DIRECTION –
Skip the images and copy each record exactly as written.

EXERCISE MATERIAL –
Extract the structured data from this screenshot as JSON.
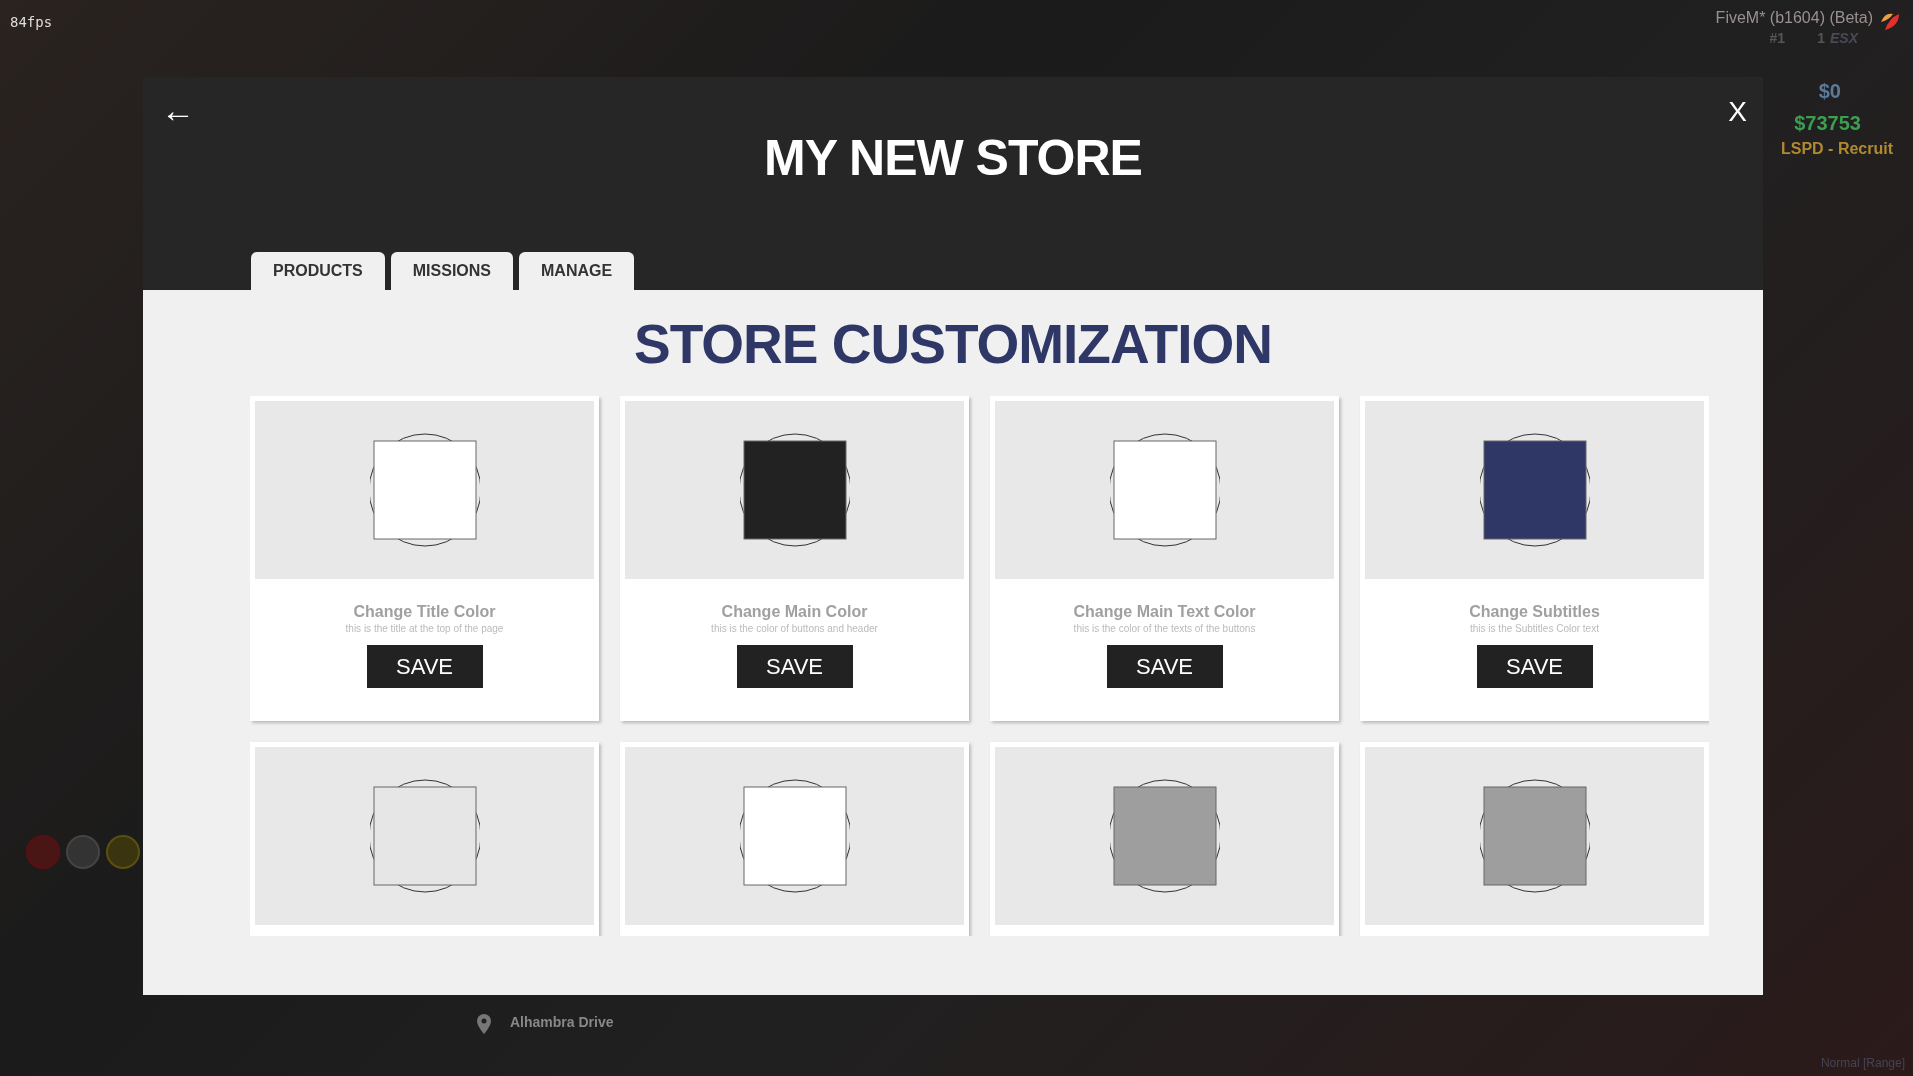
{
  "hud": {
    "fps": "84fps",
    "client": "FiveM* (b1604) (Beta)",
    "rank": "#1",
    "players": "1",
    "server": "ESX",
    "cash": "$0",
    "bank": "$73753",
    "job": "LSPD - Recruit",
    "street": "Alhambra Drive",
    "voice": "Normal [Range]"
  },
  "window": {
    "title": "MY NEW STORE",
    "back": "←",
    "close": "X"
  },
  "tabs": [
    {
      "label": "PRODUCTS",
      "selected": false
    },
    {
      "label": "MISSIONS",
      "selected": false
    },
    {
      "label": "MANAGE",
      "selected": false
    }
  ],
  "heading": "STORE CUSTOMIZATION",
  "cards": [
    {
      "title": "Change Title Color",
      "subtitle": "this is the title at the top of the page",
      "button": "SAVE",
      "color": "#ffffff"
    },
    {
      "title": "Change Main Color",
      "subtitle": "this is the color of buttons and header",
      "button": "SAVE",
      "color": "#222222"
    },
    {
      "title": "Change Main Text Color",
      "subtitle": "this is the color of the texts of the buttons",
      "button": "SAVE",
      "color": "#ffffff"
    },
    {
      "title": "Change Subtitles",
      "subtitle": "this is the Subtitles Color text",
      "button": "SAVE",
      "color": "#2e3765"
    },
    {
      "color": "#e6e6e6"
    },
    {
      "color": "#ffffff"
    },
    {
      "color": "#9e9e9e"
    },
    {
      "color": "#9e9e9e"
    }
  ]
}
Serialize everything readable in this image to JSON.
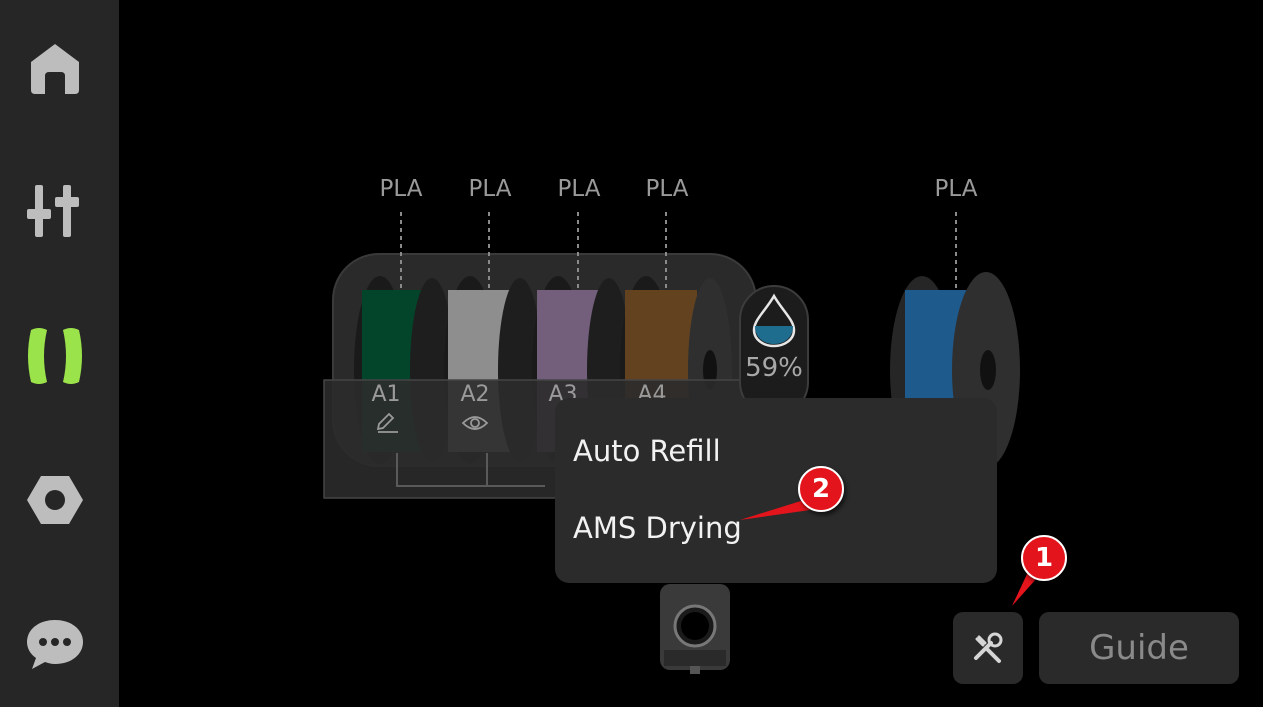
{
  "sidebar": {
    "items": [
      {
        "icon": "home-icon"
      },
      {
        "icon": "controls-icon"
      },
      {
        "icon": "filament-icon",
        "active": true
      },
      {
        "icon": "settings-icon"
      },
      {
        "icon": "messages-icon"
      }
    ],
    "active_color": "#9be34b"
  },
  "ams": {
    "slots": [
      {
        "material": "PLA",
        "id": "A1",
        "color": "#03452a",
        "icon": "pencil-icon"
      },
      {
        "material": "PLA",
        "id": "A2",
        "color": "#8e8e8e",
        "icon": "eye-icon"
      },
      {
        "material": "PLA",
        "id": "A3",
        "color": "#735e7b"
      },
      {
        "material": "PLA",
        "id": "A4",
        "color": "#634220"
      }
    ],
    "humidity": "59%",
    "external_spool": {
      "material": "PLA",
      "color": "#1f5a8c"
    }
  },
  "menu": {
    "items": [
      "Auto Refill",
      "AMS Drying"
    ]
  },
  "buttons": {
    "tools_icon": "tools-icon",
    "guide_label": "Guide"
  },
  "annotations": [
    "1",
    "2"
  ],
  "colors": {
    "badge": "#e3141b",
    "background": "#000000",
    "sidebar": "#262626"
  }
}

OUTPUT OF THE EXERCISE –
Extract the structured data from this screenshot as JSON.
{
  "hud": {
    "fps": "84fps",
    "client": "FiveM* (b1604) (Beta)",
    "rank": "#1",
    "players": "1",
    "server": "ESX",
    "cash": "$0",
    "bank": "$73753",
    "job": "LSPD - Recruit",
    "street": "Alhambra Drive",
    "voice": "Normal [Range]"
  },
  "window": {
    "title": "MY NEW STORE",
    "back": "←",
    "close": "X"
  },
  "tabs": [
    {
      "label": "PRODUCTS",
      "selected": false
    },
    {
      "label": "MISSIONS",
      "selected": false
    },
    {
      "label": "MANAGE",
      "selected": false
    }
  ],
  "heading": "STORE CUSTOMIZATION",
  "cards": [
    {
      "title": "Change Title Color",
      "subtitle": "this is the title at the top of the page",
      "button": "SAVE",
      "color": "#ffffff"
    },
    {
      "title": "Change Main Color",
      "subtitle": "this is the color of buttons and header",
      "button": "SAVE",
      "color": "#222222"
    },
    {
      "title": "Change Main Text Color",
      "subtitle": "this is the color of the texts of the buttons",
      "button": "SAVE",
      "color": "#ffffff"
    },
    {
      "title": "Change Subtitles",
      "subtitle": "this is the Subtitles Color text",
      "button": "SAVE",
      "color": "#2e3765"
    },
    {
      "color": "#e6e6e6"
    },
    {
      "color": "#ffffff"
    },
    {
      "color": "#9e9e9e"
    },
    {
      "color": "#9e9e9e"
    }
  ]
}
Serialize everything readable in this image to JSON.
{
  "sidebar": {
    "items": [
      {
        "icon": "home-icon"
      },
      {
        "icon": "controls-icon"
      },
      {
        "icon": "filament-icon",
        "active": true
      },
      {
        "icon": "settings-icon"
      },
      {
        "icon": "messages-icon"
      }
    ],
    "active_color": "#9be34b"
  },
  "ams": {
    "slots": [
      {
        "material": "PLA",
        "id": "A1",
        "color": "#03452a",
        "icon": "pencil-icon"
      },
      {
        "material": "PLA",
        "id": "A2",
        "color": "#8e8e8e",
        "icon": "eye-icon"
      },
      {
        "material": "PLA",
        "id": "A3",
        "color": "#735e7b"
      },
      {
        "material": "PLA",
        "id": "A4",
        "color": "#634220"
      }
    ],
    "humidity": "59%",
    "external_spool": {
      "material": "PLA",
      "color": "#1f5a8c"
    }
  },
  "menu": {
    "items": [
      "Auto Refill",
      "AMS Drying"
    ]
  },
  "buttons": {
    "tools_icon": "tools-icon",
    "guide_label": "Guide"
  },
  "annotations": [
    "1",
    "2"
  ],
  "colors": {
    "badge": "#e3141b",
    "background": "#000000",
    "sidebar": "#262626"
  }
}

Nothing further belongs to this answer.